--- Start of RECORDS TO PROCESS ---
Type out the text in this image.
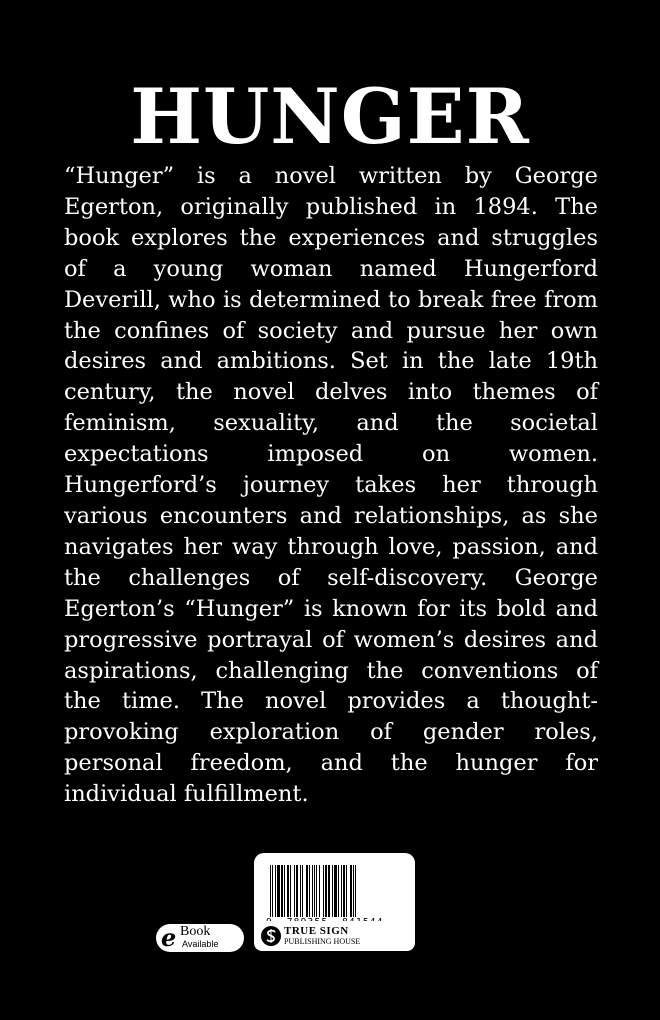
HUNGER

“Hunger” is a novel written by George Egerton, originally published in 1894. The book explores the experiences and struggles of a young woman named Hungerford Deverill, who is determined to break free from the confines of society and pursue her own desires and ambitions. Set in the late 19th century, the novel delves into themes of feminism, sexuality, and the societal expectations imposed on women. Hungerford’s journey takes her through various encounters and relationships, as she navigates her way through love, passion, and the challenges of self-discovery. George Egerton’s “Hunger” is known for its bold and progressive portrayal of women’s desires and aspirations, challenging the conventions of the time. The novel provides a thought-provoking exploration of gender roles, personal freedom, and the hunger for individual fulfillment.

e Book
Available
TRUE SIGN
PUBLISHING HOUSE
--- End of RECORDS TO PROCESS ---
◆ JOB:
Exclude the images and reproduce the remaining data exactly.

◆ REPLY TO THE EXERCISE:
Type out the text in this image.
HUNGER

“Hunger” is a novel written by George Egerton, originally published in 1894. The book explores the experiences and struggles of a young woman named Hungerford Deverill, who is determined to break free from the confines of society and pursue her own desires and ambitions. Set in the late 19th century, the novel delves into themes of feminism, sexuality, and the societal expectations imposed on women. Hungerford’s journey takes her through various encounters and relationships, as she navigates her way through love, passion, and the challenges of self-discovery. George Egerton’s “Hunger” is known for its bold and progressive portrayal of women’s desires and aspirations, challenging the conventions of the time. The novel provides a thought-provoking exploration of gender roles, personal freedom, and the hunger for individual fulfillment.

e Book
Available
TRUE SIGN
PUBLISHING HOUSE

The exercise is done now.